Written instruction: Give only the number of lines below that contain the word "Anasayfa".
── Extracted information ──
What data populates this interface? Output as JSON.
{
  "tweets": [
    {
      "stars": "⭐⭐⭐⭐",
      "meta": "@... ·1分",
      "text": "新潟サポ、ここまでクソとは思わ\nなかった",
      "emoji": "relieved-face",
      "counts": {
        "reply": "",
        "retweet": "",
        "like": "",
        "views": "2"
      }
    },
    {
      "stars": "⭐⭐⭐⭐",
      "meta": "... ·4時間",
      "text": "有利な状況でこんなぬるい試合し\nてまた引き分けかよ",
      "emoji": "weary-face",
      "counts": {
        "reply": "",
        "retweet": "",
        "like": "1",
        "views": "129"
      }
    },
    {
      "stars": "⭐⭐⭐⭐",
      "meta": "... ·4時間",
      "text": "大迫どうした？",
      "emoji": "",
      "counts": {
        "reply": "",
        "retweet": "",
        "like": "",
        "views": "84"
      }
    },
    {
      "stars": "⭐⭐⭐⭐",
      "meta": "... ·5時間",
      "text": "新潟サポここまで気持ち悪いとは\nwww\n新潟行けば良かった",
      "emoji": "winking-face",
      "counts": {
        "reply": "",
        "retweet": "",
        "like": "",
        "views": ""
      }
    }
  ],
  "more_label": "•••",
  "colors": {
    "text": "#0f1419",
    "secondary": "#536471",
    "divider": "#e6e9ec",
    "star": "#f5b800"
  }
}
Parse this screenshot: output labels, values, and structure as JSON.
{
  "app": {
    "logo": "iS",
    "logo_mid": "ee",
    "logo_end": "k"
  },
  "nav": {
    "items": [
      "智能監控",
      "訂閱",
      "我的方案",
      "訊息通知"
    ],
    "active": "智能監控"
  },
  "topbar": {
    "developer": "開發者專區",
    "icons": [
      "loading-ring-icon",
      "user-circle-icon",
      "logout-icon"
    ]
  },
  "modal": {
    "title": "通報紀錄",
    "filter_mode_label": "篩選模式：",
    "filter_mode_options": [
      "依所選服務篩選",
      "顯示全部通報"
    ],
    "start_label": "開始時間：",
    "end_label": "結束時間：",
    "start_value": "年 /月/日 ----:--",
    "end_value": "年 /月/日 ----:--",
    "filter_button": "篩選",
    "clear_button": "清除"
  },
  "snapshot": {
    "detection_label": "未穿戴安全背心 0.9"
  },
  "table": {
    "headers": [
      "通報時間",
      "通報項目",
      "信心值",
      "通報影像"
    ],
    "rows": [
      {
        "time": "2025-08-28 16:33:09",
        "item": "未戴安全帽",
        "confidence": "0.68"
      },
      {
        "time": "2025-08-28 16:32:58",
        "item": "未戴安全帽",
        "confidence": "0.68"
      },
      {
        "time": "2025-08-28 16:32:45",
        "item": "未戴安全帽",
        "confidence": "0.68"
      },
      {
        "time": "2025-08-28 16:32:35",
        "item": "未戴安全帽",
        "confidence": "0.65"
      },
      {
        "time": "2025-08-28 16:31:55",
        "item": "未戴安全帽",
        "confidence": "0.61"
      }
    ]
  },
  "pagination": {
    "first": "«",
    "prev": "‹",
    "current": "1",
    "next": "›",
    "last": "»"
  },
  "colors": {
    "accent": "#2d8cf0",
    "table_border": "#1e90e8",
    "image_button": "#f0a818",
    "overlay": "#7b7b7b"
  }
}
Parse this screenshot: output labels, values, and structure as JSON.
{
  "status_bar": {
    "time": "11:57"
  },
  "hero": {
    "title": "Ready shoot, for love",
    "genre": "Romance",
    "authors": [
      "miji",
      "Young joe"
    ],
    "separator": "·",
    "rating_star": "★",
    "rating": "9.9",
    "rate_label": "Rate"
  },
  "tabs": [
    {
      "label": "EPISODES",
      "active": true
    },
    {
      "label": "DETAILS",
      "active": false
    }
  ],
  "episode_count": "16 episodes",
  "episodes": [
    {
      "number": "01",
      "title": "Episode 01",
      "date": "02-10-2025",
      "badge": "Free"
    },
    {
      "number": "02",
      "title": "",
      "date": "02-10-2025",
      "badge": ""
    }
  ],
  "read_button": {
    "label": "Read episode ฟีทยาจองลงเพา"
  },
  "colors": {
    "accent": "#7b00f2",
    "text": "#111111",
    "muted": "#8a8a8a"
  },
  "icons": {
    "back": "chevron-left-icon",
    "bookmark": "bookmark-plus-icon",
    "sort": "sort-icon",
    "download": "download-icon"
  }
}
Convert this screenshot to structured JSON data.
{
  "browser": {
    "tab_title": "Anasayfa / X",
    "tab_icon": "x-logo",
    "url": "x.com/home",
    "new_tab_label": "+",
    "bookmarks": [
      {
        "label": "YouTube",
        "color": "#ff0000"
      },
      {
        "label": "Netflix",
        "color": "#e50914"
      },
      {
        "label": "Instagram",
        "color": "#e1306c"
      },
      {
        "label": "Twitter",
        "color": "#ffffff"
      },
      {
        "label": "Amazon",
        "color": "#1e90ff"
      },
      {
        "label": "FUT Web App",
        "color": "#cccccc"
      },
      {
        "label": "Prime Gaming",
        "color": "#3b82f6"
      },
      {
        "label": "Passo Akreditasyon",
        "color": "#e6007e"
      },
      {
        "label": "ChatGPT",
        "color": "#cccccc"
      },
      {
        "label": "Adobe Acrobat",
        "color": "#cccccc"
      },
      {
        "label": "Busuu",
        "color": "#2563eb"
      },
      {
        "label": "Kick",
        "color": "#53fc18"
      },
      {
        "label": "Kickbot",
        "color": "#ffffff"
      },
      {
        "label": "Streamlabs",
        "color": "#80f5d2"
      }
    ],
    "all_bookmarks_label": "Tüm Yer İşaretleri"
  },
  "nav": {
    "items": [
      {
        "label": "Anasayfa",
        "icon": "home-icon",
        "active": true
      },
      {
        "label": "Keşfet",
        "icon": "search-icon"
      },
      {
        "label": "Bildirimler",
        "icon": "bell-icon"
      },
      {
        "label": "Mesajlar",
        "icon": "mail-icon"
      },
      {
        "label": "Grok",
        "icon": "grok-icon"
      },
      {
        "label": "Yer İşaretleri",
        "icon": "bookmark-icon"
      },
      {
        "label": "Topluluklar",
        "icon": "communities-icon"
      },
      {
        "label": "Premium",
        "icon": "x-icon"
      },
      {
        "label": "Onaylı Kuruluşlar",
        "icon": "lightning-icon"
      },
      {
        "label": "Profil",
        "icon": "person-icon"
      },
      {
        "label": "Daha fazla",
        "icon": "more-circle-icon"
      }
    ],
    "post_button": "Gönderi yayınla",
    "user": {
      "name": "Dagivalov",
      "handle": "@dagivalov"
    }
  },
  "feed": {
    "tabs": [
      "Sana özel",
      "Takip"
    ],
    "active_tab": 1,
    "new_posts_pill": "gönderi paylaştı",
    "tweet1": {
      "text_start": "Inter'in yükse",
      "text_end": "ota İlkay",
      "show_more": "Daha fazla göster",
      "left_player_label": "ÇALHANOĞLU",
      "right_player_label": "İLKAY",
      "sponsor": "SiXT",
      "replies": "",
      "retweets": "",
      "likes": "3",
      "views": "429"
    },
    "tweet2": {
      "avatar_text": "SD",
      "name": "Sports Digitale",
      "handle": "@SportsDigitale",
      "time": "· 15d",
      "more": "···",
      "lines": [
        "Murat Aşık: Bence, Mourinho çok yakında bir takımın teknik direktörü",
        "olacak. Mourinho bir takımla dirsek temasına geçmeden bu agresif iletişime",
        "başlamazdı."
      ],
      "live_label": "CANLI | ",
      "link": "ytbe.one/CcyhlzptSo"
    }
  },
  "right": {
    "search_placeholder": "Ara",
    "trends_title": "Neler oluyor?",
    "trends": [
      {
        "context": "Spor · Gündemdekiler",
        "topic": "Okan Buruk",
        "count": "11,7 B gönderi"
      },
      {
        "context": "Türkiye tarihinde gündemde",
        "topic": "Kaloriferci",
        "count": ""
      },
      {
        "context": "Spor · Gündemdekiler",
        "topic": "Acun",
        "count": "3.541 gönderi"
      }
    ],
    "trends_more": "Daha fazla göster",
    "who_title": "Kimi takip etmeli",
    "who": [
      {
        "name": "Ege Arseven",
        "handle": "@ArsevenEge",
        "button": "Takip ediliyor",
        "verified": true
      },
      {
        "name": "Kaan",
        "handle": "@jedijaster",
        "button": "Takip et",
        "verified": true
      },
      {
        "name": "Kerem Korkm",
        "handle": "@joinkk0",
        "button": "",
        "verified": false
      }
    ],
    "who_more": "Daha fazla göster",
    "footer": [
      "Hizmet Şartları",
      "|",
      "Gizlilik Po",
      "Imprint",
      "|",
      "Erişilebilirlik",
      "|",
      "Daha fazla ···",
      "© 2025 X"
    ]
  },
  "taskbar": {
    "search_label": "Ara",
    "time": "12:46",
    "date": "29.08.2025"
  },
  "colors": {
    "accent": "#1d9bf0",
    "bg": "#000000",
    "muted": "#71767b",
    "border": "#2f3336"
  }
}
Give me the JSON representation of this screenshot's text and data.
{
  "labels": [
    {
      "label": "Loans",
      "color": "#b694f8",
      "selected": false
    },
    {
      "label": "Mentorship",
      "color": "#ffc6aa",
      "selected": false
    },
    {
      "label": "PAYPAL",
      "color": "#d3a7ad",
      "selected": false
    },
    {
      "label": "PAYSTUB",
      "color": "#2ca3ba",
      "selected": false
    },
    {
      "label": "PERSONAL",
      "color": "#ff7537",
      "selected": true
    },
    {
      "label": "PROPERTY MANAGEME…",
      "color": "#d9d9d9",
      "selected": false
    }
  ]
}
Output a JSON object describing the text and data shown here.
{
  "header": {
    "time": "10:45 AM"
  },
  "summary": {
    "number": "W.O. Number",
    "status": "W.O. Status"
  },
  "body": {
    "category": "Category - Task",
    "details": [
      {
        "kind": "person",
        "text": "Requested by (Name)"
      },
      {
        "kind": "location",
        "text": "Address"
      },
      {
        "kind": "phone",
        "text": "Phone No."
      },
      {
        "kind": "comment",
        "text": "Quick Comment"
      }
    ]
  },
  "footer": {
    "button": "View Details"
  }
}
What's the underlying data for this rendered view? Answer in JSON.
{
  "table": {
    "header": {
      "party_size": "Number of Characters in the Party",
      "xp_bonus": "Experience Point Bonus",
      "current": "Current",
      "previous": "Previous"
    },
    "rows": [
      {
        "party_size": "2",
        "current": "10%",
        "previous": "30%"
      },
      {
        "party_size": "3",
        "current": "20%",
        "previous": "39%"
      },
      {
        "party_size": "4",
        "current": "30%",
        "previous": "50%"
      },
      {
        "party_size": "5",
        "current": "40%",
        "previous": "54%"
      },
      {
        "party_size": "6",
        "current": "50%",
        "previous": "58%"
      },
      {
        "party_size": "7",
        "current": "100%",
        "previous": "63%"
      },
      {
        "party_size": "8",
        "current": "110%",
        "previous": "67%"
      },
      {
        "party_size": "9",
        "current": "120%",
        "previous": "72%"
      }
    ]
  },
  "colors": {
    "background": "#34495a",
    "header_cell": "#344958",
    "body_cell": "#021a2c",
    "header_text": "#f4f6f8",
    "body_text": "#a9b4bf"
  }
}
───
Full response: 2